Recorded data
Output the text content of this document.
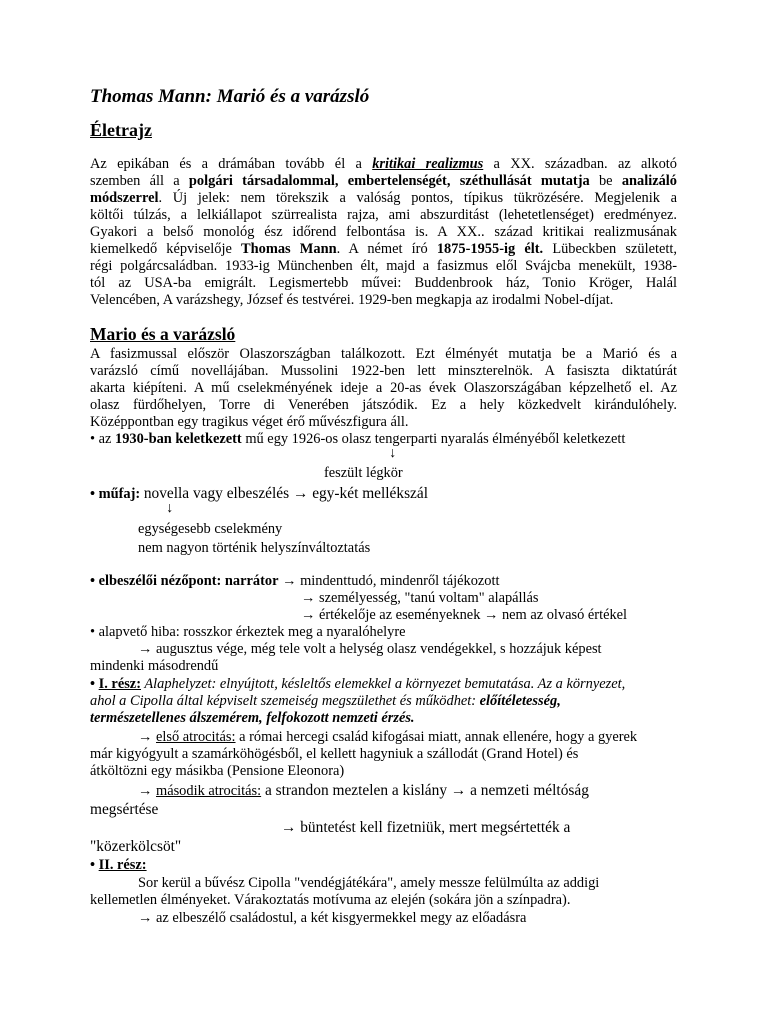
Thomas Mann: Marió és a varázsló
Életrajz
Az epikában és a drámában tovább él a kritikai realizmus a XX. században. az alkotó
szemben áll a polgári társadalommal, embertelenségét, széthullását mutatja be analizáló
módszerrel. Új jelek: nem törekszik a valóság pontos, típikus tükrözésére. Megjelenik a
költői túlzás, a lelkiállapot szürrealista rajza, ami abszurditást (lehetetlenséget) eredményez.
Gyakori a belső monológ ész időrend felbontása is. A XX.. század kritikai realizmusának
kiemelkedő képviselője Thomas Mann. A német író 1875-1955-ig élt. Lübeckben született,
régi polgárcsaládban. 1933-ig Münchenben élt, majd a fasizmus elől Svájcba menekült, 1938-
tól az USA-ba emigrált. Legismertebb művei: Buddenbrook ház, Tonio Kröger, Halál
Velencében, A varázshegy, József és testvérei. 1929-ben megkapja az irodalmi Nobel-díjat.
Mario és a varázsló
A fasizmussal először Olaszországban találkozott. Ezt élményét mutatja be a Marió és a
varázsló című novellájában. Mussolini 1922-ben lett minszterelnök. A fasiszta diktatúrát
akarta kiépíteni. A mű cselekményének ideje a 20-as évek Olaszországában képzelhető el. Az
olasz fürdőhelyen, Torre di Venerében játszódik. Ez a hely közkedvelt kirándulóhely.
Középpontban egy tragikus véget érő művészfigura áll.
• az 1930-ban keletkezett mű egy 1926-os olasz tengerparti nyaralás élményéből keletkezett
↓
feszült légkör
• műfaj: novella vagy elbeszélés → egy-két mellékszál
↓
egységesebb cselekmény
nem nagyon történik helyszínváltoztatás
• elbeszélői nézőpont: narrátor → mindenttudó, mindenről tájékozott
→ személyesség, "tanú voltam" alapállás
→ értékelője az eseményeknek → nem az olvasó értékel
• alapvető hiba: rosszkor érkeztek meg a nyaralóhelyre
→ augusztus vége, még tele volt a helység olasz vendégekkel, s hozzájuk képest
mindenki másodrendű
• I. rész: Alaphelyzet: elnyújtott, késleltős elemekkel a környezet bemutatása. Az a környezet,
ahol a Cipolla által képviselt szemeiség megszülethet és működhet: előítéletesség,
természetellenes álszemérem, felfokozott nemzeti érzés.
→ első atrocitás: a római hercegi család kifogásai miatt, annak ellenére, hogy a gyerek
már kigyógyult a szamárköhögésből, el kellett hagyniuk a szállodát (Grand Hotel) és
átköltözni egy másikba (Pensione Eleonora)
→ második atrocitás: a strandon meztelen a kislány → a nemzeti méltóság
megsértése
→ büntetést kell fizetniük, mert megsértették a
"közerkölcsöt"
• II. rész:
Sor kerül a bűvész Cipolla "vendégjátékára", amely messze felülmúlta az addigi
kellemetlen élményeket. Várakoztatás motívuma az elején (sokára jön a színpadra).
→ az elbeszélő családostul, a két kisgyermekkel megy az előadásra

» **Task statement**
Copy the listing word for word, excluding its pictures.

» **Full output**
Output the text content of this document.
Thomas Mann: Marió és a varázsló
Életrajz
Az epikában és a drámában tovább él a kritikai realizmus a XX. században. az alkotó
szemben áll a polgári társadalommal, embertelenségét, széthullását mutatja be analizáló
módszerrel. Új jelek: nem törekszik a valóság pontos, típikus tükrözésére. Megjelenik a
költői túlzás, a lelkiállapot szürrealista rajza, ami abszurditást (lehetetlenséget) eredményez.
Gyakori a belső monológ ész időrend felbontása is. A XX.. század kritikai realizmusának
kiemelkedő képviselője Thomas Mann. A német író 1875-1955-ig élt. Lübeckben született,
régi polgárcsaládban. 1933-ig Münchenben élt, majd a fasizmus elől Svájcba menekült, 1938-
tól az USA-ba emigrált. Legismertebb művei: Buddenbrook ház, Tonio Kröger, Halál
Velencében, A varázshegy, József és testvérei. 1929-ben megkapja az irodalmi Nobel-díjat.
Mario és a varázsló
A fasizmussal először Olaszországban találkozott. Ezt élményét mutatja be a Marió és a
varázsló című novellájában. Mussolini 1922-ben lett minszterelnök. A fasiszta diktatúrát
akarta kiépíteni. A mű cselekményének ideje a 20-as évek Olaszországában képzelhető el. Az
olasz fürdőhelyen, Torre di Venerében játszódik. Ez a hely közkedvelt kirándulóhely.
Középpontban egy tragikus véget érő művészfigura áll.
• az 1930-ban keletkezett mű egy 1926-os olasz tengerparti nyaralás élményéből keletkezett
↓
feszült légkör
• műfaj: novella vagy elbeszélés → egy-két mellékszál
↓
egységesebb cselekmény
nem nagyon történik helyszínváltoztatás
• elbeszélői nézőpont: narrátor → mindenttudó, mindenről tájékozott
→ személyesség, "tanú voltam" alapállás
→ értékelője az eseményeknek → nem az olvasó értékel
• alapvető hiba: rosszkor érkeztek meg a nyaralóhelyre
→ augusztus vége, még tele volt a helység olasz vendégekkel, s hozzájuk képest
mindenki másodrendű
• I. rész: Alaphelyzet: elnyújtott, késleltős elemekkel a környezet bemutatása. Az a környezet,
ahol a Cipolla által képviselt szemeiség megszülethet és működhet: előítéletesség,
természetellenes álszemérem, felfokozott nemzeti érzés.
→ első atrocitás: a római hercegi család kifogásai miatt, annak ellenére, hogy a gyerek
már kigyógyult a szamárköhögésből, el kellett hagyniuk a szállodát (Grand Hotel) és
átköltözni egy másikba (Pensione Eleonora)
→ második atrocitás: a strandon meztelen a kislány → a nemzeti méltóság
megsértése
→ büntetést kell fizetniük, mert megsértették a
"közerkölcsöt"
• II. rész:
Sor kerül a bűvész Cipolla "vendégjátékára", amely messze felülmúlta az addigi
kellemetlen élményeket. Várakoztatás motívuma az elején (sokára jön a színpadra).
→ az elbeszélő családostul, a két kisgyermekkel megy az előadásra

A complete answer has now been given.